--- Start ---

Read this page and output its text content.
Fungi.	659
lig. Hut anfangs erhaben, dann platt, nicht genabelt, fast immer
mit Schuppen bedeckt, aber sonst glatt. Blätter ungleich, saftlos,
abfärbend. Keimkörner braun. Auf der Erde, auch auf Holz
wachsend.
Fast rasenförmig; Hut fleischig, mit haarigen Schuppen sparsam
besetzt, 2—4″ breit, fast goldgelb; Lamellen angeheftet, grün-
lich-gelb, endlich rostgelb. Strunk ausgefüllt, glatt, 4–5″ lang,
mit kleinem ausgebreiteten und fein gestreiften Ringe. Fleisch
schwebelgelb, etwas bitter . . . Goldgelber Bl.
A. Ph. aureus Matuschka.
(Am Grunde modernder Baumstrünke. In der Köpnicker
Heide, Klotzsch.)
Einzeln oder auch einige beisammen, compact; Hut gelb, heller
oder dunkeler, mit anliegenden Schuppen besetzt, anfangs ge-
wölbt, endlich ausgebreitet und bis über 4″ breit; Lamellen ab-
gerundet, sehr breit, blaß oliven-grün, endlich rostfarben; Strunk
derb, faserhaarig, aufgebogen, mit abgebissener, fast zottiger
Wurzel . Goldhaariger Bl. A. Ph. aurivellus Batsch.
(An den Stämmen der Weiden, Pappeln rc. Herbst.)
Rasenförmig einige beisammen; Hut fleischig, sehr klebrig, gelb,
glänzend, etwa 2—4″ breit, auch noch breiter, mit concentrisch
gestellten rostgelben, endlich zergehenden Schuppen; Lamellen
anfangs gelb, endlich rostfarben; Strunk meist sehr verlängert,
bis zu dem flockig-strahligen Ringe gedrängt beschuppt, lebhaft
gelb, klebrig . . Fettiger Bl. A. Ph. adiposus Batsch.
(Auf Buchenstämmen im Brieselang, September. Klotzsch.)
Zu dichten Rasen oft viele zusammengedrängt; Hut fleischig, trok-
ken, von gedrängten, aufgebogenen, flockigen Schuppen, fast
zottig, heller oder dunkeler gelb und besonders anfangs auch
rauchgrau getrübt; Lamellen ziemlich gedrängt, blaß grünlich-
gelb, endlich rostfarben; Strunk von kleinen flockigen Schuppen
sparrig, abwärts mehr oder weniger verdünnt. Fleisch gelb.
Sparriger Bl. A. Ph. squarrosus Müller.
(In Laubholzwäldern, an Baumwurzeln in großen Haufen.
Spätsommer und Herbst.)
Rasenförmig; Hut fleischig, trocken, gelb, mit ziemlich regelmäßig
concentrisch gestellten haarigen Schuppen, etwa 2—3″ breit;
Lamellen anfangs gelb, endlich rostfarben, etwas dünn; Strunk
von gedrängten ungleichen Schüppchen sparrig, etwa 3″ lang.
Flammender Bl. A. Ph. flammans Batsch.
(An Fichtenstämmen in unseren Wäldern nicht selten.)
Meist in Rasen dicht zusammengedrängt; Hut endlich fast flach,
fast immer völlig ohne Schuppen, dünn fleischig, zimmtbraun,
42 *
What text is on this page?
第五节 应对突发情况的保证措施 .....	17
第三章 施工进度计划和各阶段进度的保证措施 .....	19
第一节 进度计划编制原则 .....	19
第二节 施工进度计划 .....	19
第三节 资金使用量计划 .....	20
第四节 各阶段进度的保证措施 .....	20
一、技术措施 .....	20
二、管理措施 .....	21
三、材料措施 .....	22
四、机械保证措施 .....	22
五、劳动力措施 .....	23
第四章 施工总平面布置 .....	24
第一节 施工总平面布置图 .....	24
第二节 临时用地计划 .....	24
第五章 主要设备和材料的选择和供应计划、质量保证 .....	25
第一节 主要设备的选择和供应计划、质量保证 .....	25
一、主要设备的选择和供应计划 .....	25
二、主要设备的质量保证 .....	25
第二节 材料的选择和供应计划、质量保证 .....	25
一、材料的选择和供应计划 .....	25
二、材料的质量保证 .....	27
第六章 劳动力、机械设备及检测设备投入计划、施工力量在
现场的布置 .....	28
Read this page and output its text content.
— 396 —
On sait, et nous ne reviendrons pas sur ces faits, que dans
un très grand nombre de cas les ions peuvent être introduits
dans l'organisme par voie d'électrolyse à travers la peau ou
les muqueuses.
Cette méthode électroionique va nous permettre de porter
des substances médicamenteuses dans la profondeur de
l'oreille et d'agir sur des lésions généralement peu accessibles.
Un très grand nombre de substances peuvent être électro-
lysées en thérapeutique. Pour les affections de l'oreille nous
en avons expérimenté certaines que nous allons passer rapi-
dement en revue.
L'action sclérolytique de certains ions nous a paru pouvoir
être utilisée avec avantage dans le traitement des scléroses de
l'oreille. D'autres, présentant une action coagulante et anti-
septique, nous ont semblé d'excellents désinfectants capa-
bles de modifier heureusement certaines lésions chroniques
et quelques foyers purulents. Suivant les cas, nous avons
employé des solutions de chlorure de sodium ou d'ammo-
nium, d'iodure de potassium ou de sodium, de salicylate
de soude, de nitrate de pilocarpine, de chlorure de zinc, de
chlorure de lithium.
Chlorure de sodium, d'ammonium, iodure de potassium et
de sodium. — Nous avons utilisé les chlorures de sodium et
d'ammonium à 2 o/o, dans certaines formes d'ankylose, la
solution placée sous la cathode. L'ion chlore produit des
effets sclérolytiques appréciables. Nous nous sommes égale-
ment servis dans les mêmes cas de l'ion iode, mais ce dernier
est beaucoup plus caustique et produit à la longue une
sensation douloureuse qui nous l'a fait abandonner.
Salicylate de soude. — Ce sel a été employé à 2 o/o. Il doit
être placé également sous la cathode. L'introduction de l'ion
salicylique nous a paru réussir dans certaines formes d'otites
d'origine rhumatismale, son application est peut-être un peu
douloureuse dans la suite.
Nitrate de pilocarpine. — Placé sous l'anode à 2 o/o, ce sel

--- End ---

What the task requires> Each line above is to be repeated exactly.

Answer to the exercise>
Read this page and output its text content.
Fungi.	659
lig. Hut anfangs erhaben, dann platt, nicht genabelt, fast immer
mit Schuppen bedeckt, aber sonst glatt. Blätter ungleich, saftlos,
abfärbend. Keimkörner braun. Auf der Erde, auch auf Holz
wachsend.
Fast rasenförmig; Hut fleischig, mit haarigen Schuppen sparsam
besetzt, 2—4″ breit, fast goldgelb; Lamellen angeheftet, grün-
lich-gelb, endlich rostgelb. Strunk ausgefüllt, glatt, 4–5″ lang,
mit kleinem ausgebreiteten und fein gestreiften Ringe. Fleisch
schwebelgelb, etwas bitter . . . Goldgelber Bl.
A. Ph. aureus Matuschka.
(Am Grunde modernder Baumstrünke. In der Köpnicker
Heide, Klotzsch.)
Einzeln oder auch einige beisammen, compact; Hut gelb, heller
oder dunkeler, mit anliegenden Schuppen besetzt, anfangs ge-
wölbt, endlich ausgebreitet und bis über 4″ breit; Lamellen ab-
gerundet, sehr breit, blaß oliven-grün, endlich rostfarben; Strunk
derb, faserhaarig, aufgebogen, mit abgebissener, fast zottiger
Wurzel . Goldhaariger Bl. A. Ph. aurivellus Batsch.
(An den Stämmen der Weiden, Pappeln rc. Herbst.)
Rasenförmig einige beisammen; Hut fleischig, sehr klebrig, gelb,
glänzend, etwa 2—4″ breit, auch noch breiter, mit concentrisch
gestellten rostgelben, endlich zergehenden Schuppen; Lamellen
anfangs gelb, endlich rostfarben; Strunk meist sehr verlängert,
bis zu dem flockig-strahligen Ringe gedrängt beschuppt, lebhaft
gelb, klebrig . . Fettiger Bl. A. Ph. adiposus Batsch.
(Auf Buchenstämmen im Brieselang, September. Klotzsch.)
Zu dichten Rasen oft viele zusammengedrängt; Hut fleischig, trok-
ken, von gedrängten, aufgebogenen, flockigen Schuppen, fast
zottig, heller oder dunkeler gelb und besonders anfangs auch
rauchgrau getrübt; Lamellen ziemlich gedrängt, blaß grünlich-
gelb, endlich rostfarben; Strunk von kleinen flockigen Schuppen
sparrig, abwärts mehr oder weniger verdünnt. Fleisch gelb.
Sparriger Bl. A. Ph. squarrosus Müller.
(In Laubholzwäldern, an Baumwurzeln in großen Haufen.
Spätsommer und Herbst.)
Rasenförmig; Hut fleischig, trocken, gelb, mit ziemlich regelmäßig
concentrisch gestellten haarigen Schuppen, etwa 2—3″ breit;
Lamellen anfangs gelb, endlich rostfarben, etwas dünn; Strunk
von gedrängten ungleichen Schüppchen sparrig, etwa 3″ lang.
Flammender Bl. A. Ph. flammans Batsch.
(An Fichtenstämmen in unseren Wäldern nicht selten.)
Meist in Rasen dicht zusammengedrängt; Hut endlich fast flach,
fast immer völlig ohne Schuppen, dünn fleischig, zimmtbraun,
42 *
What text is on this page?
第五节 应对突发情况的保证措施 .....	17
第三章 施工进度计划和各阶段进度的保证措施 .....	19
第一节 进度计划编制原则 .....	19
第二节 施工进度计划 .....	19
第三节 资金使用量计划 .....	20
第四节 各阶段进度的保证措施 .....	20
一、技术措施 .....	20
二、管理措施 .....	21
三、材料措施 .....	22
四、机械保证措施 .....	22
五、劳动力措施 .....	23
第四章 施工总平面布置 .....	24
第一节 施工总平面布置图 .....	24
第二节 临时用地计划 .....	24
第五章 主要设备和材料的选择和供应计划、质量保证 .....	25
第一节 主要设备的选择和供应计划、质量保证 .....	25
一、主要设备的选择和供应计划 .....	25
二、主要设备的质量保证 .....	25
第二节 材料的选择和供应计划、质量保证 .....	25
一、材料的选择和供应计划 .....	25
二、材料的质量保证 .....	27
第六章 劳动力、机械设备及检测设备投入计划、施工力量在
现场的布置 .....	28
Read this page and output its text content.
— 396 —
On sait, et nous ne reviendrons pas sur ces faits, que dans
un très grand nombre de cas les ions peuvent être introduits
dans l'organisme par voie d'électrolyse à travers la peau ou
les muqueuses.
Cette méthode électroionique va nous permettre de porter
des substances médicamenteuses dans la profondeur de
l'oreille et d'agir sur des lésions généralement peu accessibles.
Un très grand nombre de substances peuvent être électro-
lysées en thérapeutique. Pour les affections de l'oreille nous
en avons expérimenté certaines que nous allons passer rapi-
dement en revue.
L'action sclérolytique de certains ions nous a paru pouvoir
être utilisée avec avantage dans le traitement des scléroses de
l'oreille. D'autres, présentant une action coagulante et anti-
septique, nous ont semblé d'excellents désinfectants capa-
bles de modifier heureusement certaines lésions chroniques
et quelques foyers purulents. Suivant les cas, nous avons
employé des solutions de chlorure de sodium ou d'ammo-
nium, d'iodure de potassium ou de sodium, de salicylate
de soude, de nitrate de pilocarpine, de chlorure de zinc, de
chlorure de lithium.
Chlorure de sodium, d'ammonium, iodure de potassium et
de sodium. — Nous avons utilisé les chlorures de sodium et
d'ammonium à 2 o/o, dans certaines formes d'ankylose, la
solution placée sous la cathode. L'ion chlore produit des
effets sclérolytiques appréciables. Nous nous sommes égale-
ment servis dans les mêmes cas de l'ion iode, mais ce dernier
est beaucoup plus caustique et produit à la longue une
sensation douloureuse qui nous l'a fait abandonner.
Salicylate de soude. — Ce sel a été employé à 2 o/o. Il doit
être placé également sous la cathode. L'introduction de l'ion
salicylique nous a paru réussir dans certaines formes d'otites
d'origine rhumatismale, son application est peut-être un peu
douloureuse dans la suite.
Nitrate de pilocarpine. — Placé sous l'anode à 2 o/o, ce sel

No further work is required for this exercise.